• **WORK TO COMPLETE**: Turn every line of the records below into a Markdown table with the columns Row and Line, numbering the rows in order and leaving out blank lines.

— Start SUPPLIED MATERIAL —

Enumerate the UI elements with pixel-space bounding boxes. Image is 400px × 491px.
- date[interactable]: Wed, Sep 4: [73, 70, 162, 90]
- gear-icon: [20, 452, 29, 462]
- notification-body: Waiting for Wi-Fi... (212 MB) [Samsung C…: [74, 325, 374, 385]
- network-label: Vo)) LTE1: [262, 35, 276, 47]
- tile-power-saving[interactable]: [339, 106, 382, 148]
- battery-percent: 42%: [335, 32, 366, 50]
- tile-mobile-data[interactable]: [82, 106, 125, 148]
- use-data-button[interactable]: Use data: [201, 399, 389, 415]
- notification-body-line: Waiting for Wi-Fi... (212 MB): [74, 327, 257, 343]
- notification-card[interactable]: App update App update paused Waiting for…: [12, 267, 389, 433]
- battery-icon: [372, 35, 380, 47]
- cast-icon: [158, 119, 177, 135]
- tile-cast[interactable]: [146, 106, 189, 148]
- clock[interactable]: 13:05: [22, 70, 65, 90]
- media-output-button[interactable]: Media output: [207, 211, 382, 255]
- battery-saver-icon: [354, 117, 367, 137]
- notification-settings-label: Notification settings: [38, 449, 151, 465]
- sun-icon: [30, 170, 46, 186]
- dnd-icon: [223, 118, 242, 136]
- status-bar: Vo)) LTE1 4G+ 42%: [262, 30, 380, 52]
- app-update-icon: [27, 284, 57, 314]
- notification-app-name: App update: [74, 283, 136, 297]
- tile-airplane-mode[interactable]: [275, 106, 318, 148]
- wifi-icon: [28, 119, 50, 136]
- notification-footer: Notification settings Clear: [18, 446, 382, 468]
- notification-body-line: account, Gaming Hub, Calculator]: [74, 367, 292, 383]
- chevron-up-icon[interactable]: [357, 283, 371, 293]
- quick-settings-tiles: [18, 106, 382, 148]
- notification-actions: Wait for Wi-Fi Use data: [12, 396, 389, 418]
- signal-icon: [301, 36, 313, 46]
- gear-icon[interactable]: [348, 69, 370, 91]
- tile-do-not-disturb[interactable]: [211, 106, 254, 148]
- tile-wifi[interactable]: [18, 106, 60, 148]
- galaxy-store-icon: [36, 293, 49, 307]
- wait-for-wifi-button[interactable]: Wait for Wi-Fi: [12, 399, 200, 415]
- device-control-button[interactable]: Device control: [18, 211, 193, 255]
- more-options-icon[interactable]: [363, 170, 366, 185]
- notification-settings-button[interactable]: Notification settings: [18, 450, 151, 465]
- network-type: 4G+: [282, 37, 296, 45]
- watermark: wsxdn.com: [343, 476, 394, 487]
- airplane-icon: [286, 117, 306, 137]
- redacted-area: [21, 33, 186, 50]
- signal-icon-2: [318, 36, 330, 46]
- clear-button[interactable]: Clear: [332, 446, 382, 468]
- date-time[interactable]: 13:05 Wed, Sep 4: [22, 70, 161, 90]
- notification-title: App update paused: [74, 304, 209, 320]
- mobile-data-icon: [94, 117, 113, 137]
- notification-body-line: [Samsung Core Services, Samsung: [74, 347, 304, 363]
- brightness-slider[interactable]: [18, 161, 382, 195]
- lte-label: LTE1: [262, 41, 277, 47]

— End SUPPLIED MATERIAL —

• **TASK ANSWER**:
| Row | Line |
|---|---|
| 1 | Enumerate the UI elements with pixel-space bounding boxes. Image is 400px × 491px. |
| 2 | - date[interactable]: Wed, Sep 4: [73, 70, 162, 90] |
| 3 | - gear-icon: [20, 452, 29, 462] |
| 4 | - notification-body: Waiting for Wi-Fi... (212 MB) [Samsung C…: [74, 325, 374, 385] |
| 5 | - network-label: Vo)) LTE1: [262, 35, 276, 47] |
| 6 | - tile-power-saving[interactable]: [339, 106, 382, 148] |
| 7 | - battery-percent: 42%: [335, 32, 366, 50] |
| 8 | - tile-mobile-data[interactable]: [82, 106, 125, 148] |
| 9 | - use-data-button[interactable]: Use data: [201, 399, 389, 415] |
| 10 | - notification-body-line: Waiting for Wi-Fi... (212 MB): [74, 327, 257, 343] |
| 11 | - notification-card[interactable]: App update App update paused Waiting for…: [12, 267, 389, 433] |
| 12 | - battery-icon: [372, 35, 380, 47] |
| 13 | - cast-icon: [158, 119, 177, 135] |
| 14 | - tile-cast[interactable]: [146, 106, 189, 148] |
| 15 | - clock[interactable]: 13:05: [22, 70, 65, 90] |
| 16 | - media-output-button[interactable]: Media output: [207, 211, 382, 255] |
| 17 | - battery-saver-icon: [354, 117, 367, 137] |
| 18 | - notification-settings-label: Notification settings: [38, 449, 151, 465] |
| 19 | - sun-icon: [30, 170, 46, 186] |
| 20 | - dnd-icon: [223, 118, 242, 136] |
| 21 | - status-bar: Vo)) LTE1 4G+ 42%: [262, 30, 380, 52] |
| 22 | - app-update-icon: [27, 284, 57, 314] |
| 23 | - notification-app-name: App update: [74, 283, 136, 297] |
| 24 | - tile-airplane-mode[interactable]: [275, 106, 318, 148] |
| 25 | - wifi-icon: [28, 119, 50, 136] |
| 26 | - notification-footer: Notification settings Clear: [18, 446, 382, 468] |
| 27 | - notification-body-line: account, Gaming Hub, Calculator]: [74, 367, 292, 383] |
| 28 | - chevron-up-icon[interactable]: [357, 283, 371, 293] |
| 29 | - quick-settings-tiles: [18, 106, 382, 148] |
| 30 | - notification-actions: Wait for Wi-Fi Use data: [12, 396, 389, 418] |
| 31 | - signal-icon: [301, 36, 313, 46] |
| 32 | - gear-icon[interactable]: [348, 69, 370, 91] |
| 33 | - tile-do-not-disturb[interactable]: [211, 106, 254, 148] |
| 34 | - tile-wifi[interactable]: [18, 106, 60, 148] |
| 35 | - galaxy-store-icon: [36, 293, 49, 307] |
| 36 | - wait-for-wifi-button[interactable]: Wait for Wi-Fi: [12, 399, 200, 415] |
| 37 | - device-control-button[interactable]: Device control: [18, 211, 193, 255] |
| 38 | - more-options-icon[interactable]: [363, 170, 366, 185] |
| 39 | - notification-settings-button[interactable]: Notification settings: [18, 450, 151, 465] |
| 40 | - network-type: 4G+: [282, 37, 296, 45] |
| 41 | - watermark: wsxdn.com: [343, 476, 394, 487] |
| 42 | - airplane-icon: [286, 117, 306, 137] |
| 43 | - redacted-area: [21, 33, 186, 50] |
| 44 | - signal-icon-2: [318, 36, 330, 46] |
| 45 | - clear-button[interactable]: Clear: [332, 446, 382, 468] |
| 46 | - date-time[interactable]: 13:05 Wed, Sep 4: [22, 70, 161, 90] |
| 47 | - notification-title: App update paused: [74, 304, 209, 320] |
| 48 | - mobile-data-icon: [94, 117, 113, 137] |
| 49 | - notification-body-line: [Samsung Core Services, Samsung: [74, 347, 304, 363] |
| 50 | - brightness-slider[interactable]: [18, 161, 382, 195] |
| 51 | - lte-label: LTE1: [262, 41, 277, 47] |